**WHAT THE TASK REQUIRES**
Omit the pictures, please, and give each record below again exactly.
:: RECORDS FOR PROCESSING ::
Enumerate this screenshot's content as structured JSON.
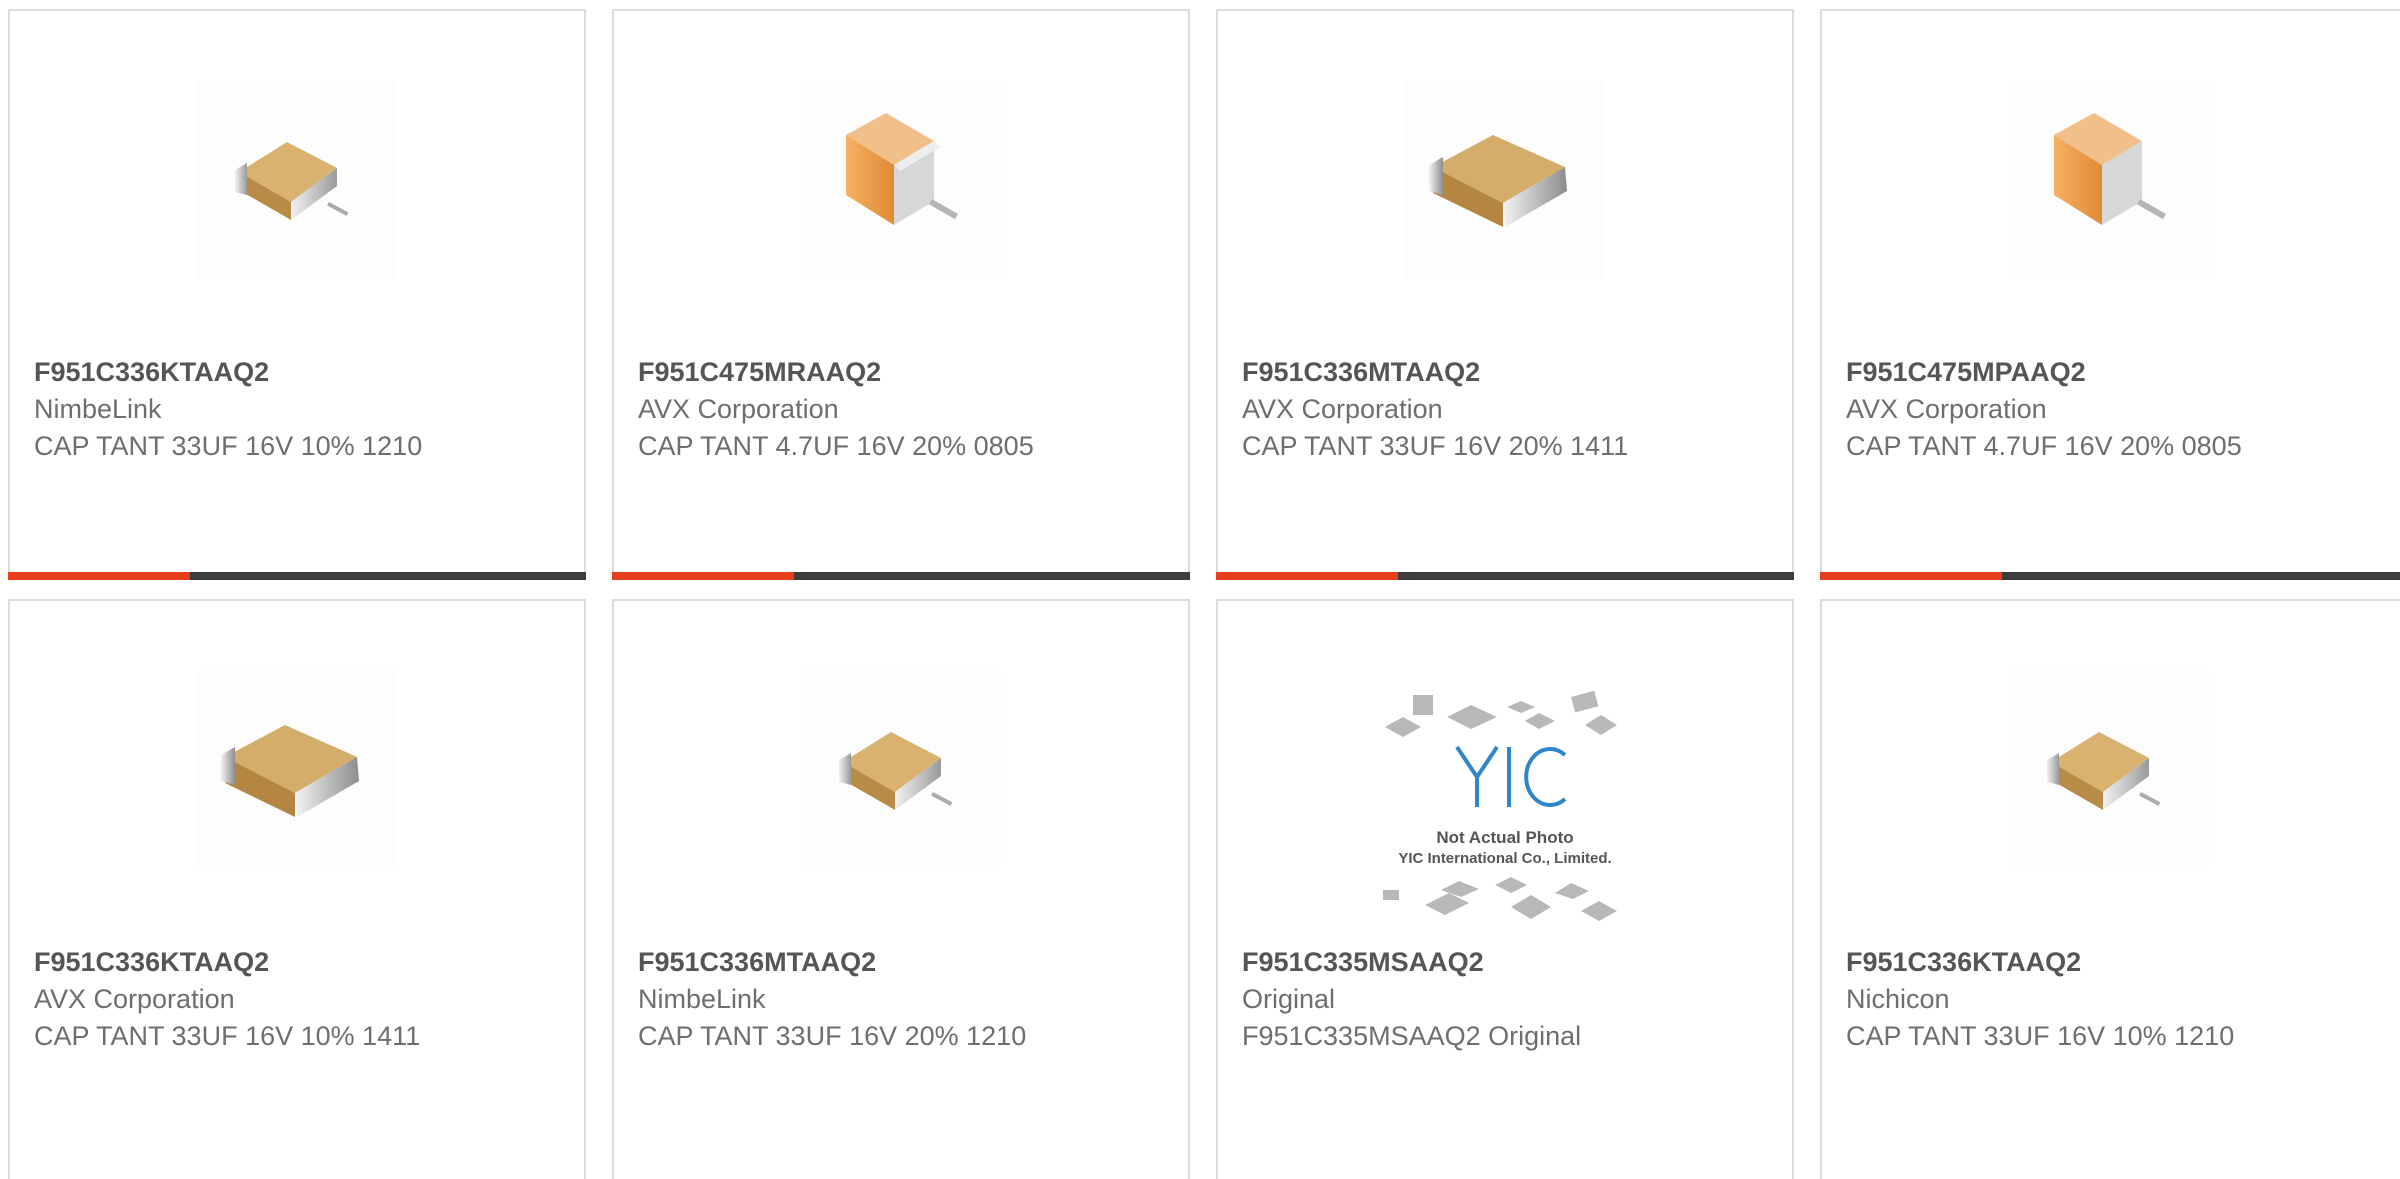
{
  "theme": {
    "accent": "#e8401c",
    "bar": "#3d3d3d"
  },
  "cards": [
    {
      "part": "F951C336KTAAQ2",
      "maker": "NimbeLink",
      "desc": "CAP TANT 33UF 16V 10% 1210",
      "image": "tantalum-chip-small-icon"
    },
    {
      "part": "F951C475MRAAQ2",
      "maker": "AVX Corporation",
      "desc": "CAP TANT 4.7UF 16V 20% 0805",
      "image": "tantalum-chip-orange-icon"
    },
    {
      "part": "F951C336MTAAQ2",
      "maker": "AVX Corporation",
      "desc": "CAP TANT 33UF 16V 20% 1411",
      "image": "tantalum-chip-large-icon"
    },
    {
      "part": "F951C475MPAAQ2",
      "maker": "AVX Corporation",
      "desc": "CAP TANT 4.7UF 16V 20% 0805",
      "image": "tantalum-chip-orange-icon"
    },
    {
      "part": "F951C336KTAAQ2",
      "maker": "AVX Corporation",
      "desc": "CAP TANT 33UF 16V 10% 1411",
      "image": "tantalum-chip-large-icon"
    },
    {
      "part": "F951C336MTAAQ2",
      "maker": "NimbeLink",
      "desc": "CAP TANT 33UF 16V 20% 1210",
      "image": "tantalum-chip-small-icon"
    },
    {
      "part": "F951C335MSAAQ2",
      "maker": "Original",
      "desc": "F951C335MSAAQ2 Original",
      "image": "not-actual-photo-placeholder",
      "placeholder": {
        "logo": "YIC",
        "line1": "Not Actual Photo",
        "line2": "YIC International Co., Limited."
      }
    },
    {
      "part": "F951C336KTAAQ2",
      "maker": "Nichicon",
      "desc": "CAP TANT 33UF 16V 10% 1210",
      "image": "tantalum-chip-small-icon"
    }
  ]
}
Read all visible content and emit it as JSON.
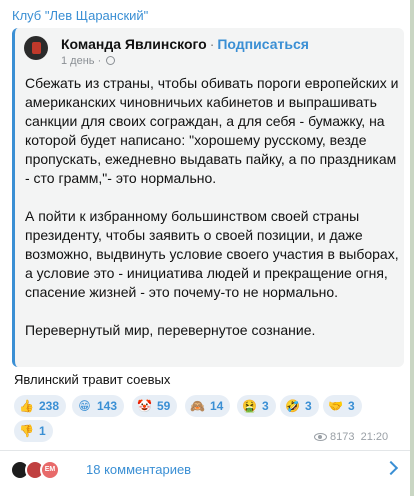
{
  "channel": {
    "title": "Клуб \"Лев Щаранский\""
  },
  "forward": {
    "source_name": "Команда Явлинского",
    "separator": "·",
    "subscribe_label": "Подписаться",
    "age": "1 день ·",
    "globe_icon": "globe-icon"
  },
  "post": {
    "paragraphs": [
      "Сбежать из страны, чтобы обивать пороги европейских и американских чиновничьих кабинетов и выпрашивать санкции для своих сограждан, а для себя - бумажку, на которой будет написано: \"хорошему русскому, везде пропускать, ежедневно выдавать пайку, а по праздникам - сто грамм,\"- это нормально.",
      "А пойти к избранному большинством своей страны президенту, чтобы заявить о своей позиции, и даже возможно, выдвинуть условие своего участия в выборах, а условие это - инициатива людей и прекращение огня, спасение жизней - это почему-то не нормально.",
      "Перевернутый мир, перевернутое сознание."
    ]
  },
  "caption": "Явлинский травит соевых",
  "reactions": [
    {
      "emoji": "👍",
      "count": "238"
    },
    {
      "emoji": "😁",
      "count": "143"
    },
    {
      "emoji": "🤡",
      "count": "59"
    },
    {
      "emoji": "🙈",
      "count": "14"
    },
    {
      "emoji": "🤮",
      "count": "3"
    },
    {
      "emoji": "🤣",
      "count": "3"
    },
    {
      "emoji": "🤝",
      "count": "3"
    },
    {
      "emoji": "👎",
      "count": "1"
    }
  ],
  "meta": {
    "views": "8173",
    "time": "21:20"
  },
  "comments": {
    "label": "18 комментариев",
    "avatars": [
      "",
      "",
      "EM"
    ]
  }
}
:::
**WORKED ANSWER**
Enumerate this screenshot's content as structured JSON.
{
  "theme": {
    "accent": "#e8401c",
    "bar": "#3d3d3d"
  },
  "cards": [
    {
      "part": "F951C336KTAAQ2",
      "maker": "NimbeLink",
      "desc": "CAP TANT 33UF 16V 10% 1210",
      "image": "tantalum-chip-small-icon"
    },
    {
      "part": "F951C475MRAAQ2",
      "maker": "AVX Corporation",
      "desc": "CAP TANT 4.7UF 16V 20% 0805",
      "image": "tantalum-chip-orange-icon"
    },
    {
      "part": "F951C336MTAAQ2",
      "maker": "AVX Corporation",
      "desc": "CAP TANT 33UF 16V 20% 1411",
      "image": "tantalum-chip-large-icon"
    },
    {
      "part": "F951C475MPAAQ2",
      "maker": "AVX Corporation",
      "desc": "CAP TANT 4.7UF 16V 20% 0805",
      "image": "tantalum-chip-orange-icon"
    },
    {
      "part": "F951C336KTAAQ2",
      "maker": "AVX Corporation",
      "desc": "CAP TANT 33UF 16V 10% 1411",
      "image": "tantalum-chip-large-icon"
    },
    {
      "part": "F951C336MTAAQ2",
      "maker": "NimbeLink",
      "desc": "CAP TANT 33UF 16V 20% 1210",
      "image": "tantalum-chip-small-icon"
    },
    {
      "part": "F951C335MSAAQ2",
      "maker": "Original",
      "desc": "F951C335MSAAQ2 Original",
      "image": "not-actual-photo-placeholder",
      "placeholder": {
        "logo": "YIC",
        "line1": "Not Actual Photo",
        "line2": "YIC International Co., Limited."
      }
    },
    {
      "part": "F951C336KTAAQ2",
      "maker": "Nichicon",
      "desc": "CAP TANT 33UF 16V 10% 1210",
      "image": "tantalum-chip-small-icon"
    }
  ]
}
Read all visible content and emit it as JSON.
{
  "channel": {
    "title": "Клуб \"Лев Щаранский\""
  },
  "forward": {
    "source_name": "Команда Явлинского",
    "separator": "·",
    "subscribe_label": "Подписаться",
    "age": "1 день ·",
    "globe_icon": "globe-icon"
  },
  "post": {
    "paragraphs": [
      "Сбежать из страны, чтобы обивать пороги европейских и американских чиновничьих кабинетов и выпрашивать санкции для своих сограждан, а для себя - бумажку, на которой будет написано: \"хорошему русскому, везде пропускать, ежедневно выдавать пайку, а по праздникам - сто грамм,\"- это нормально.",
      "А пойти к избранному большинством своей страны президенту, чтобы заявить о своей позиции, и даже возможно, выдвинуть условие своего участия в выборах, а условие это - инициатива людей и прекращение огня, спасение жизней - это почему-то не нормально.",
      "Перевернутый мир, перевернутое сознание."
    ]
  },
  "caption": "Явлинский травит соевых",
  "reactions": [
    {
      "emoji": "👍",
      "count": "238"
    },
    {
      "emoji": "😁",
      "count": "143"
    },
    {
      "emoji": "🤡",
      "count": "59"
    },
    {
      "emoji": "🙈",
      "count": "14"
    },
    {
      "emoji": "🤮",
      "count": "3"
    },
    {
      "emoji": "🤣",
      "count": "3"
    },
    {
      "emoji": "🤝",
      "count": "3"
    },
    {
      "emoji": "👎",
      "count": "1"
    }
  ],
  "meta": {
    "views": "8173",
    "time": "21:20"
  },
  "comments": {
    "label": "18 комментариев",
    "avatars": [
      "",
      "",
      "EM"
    ]
  }
}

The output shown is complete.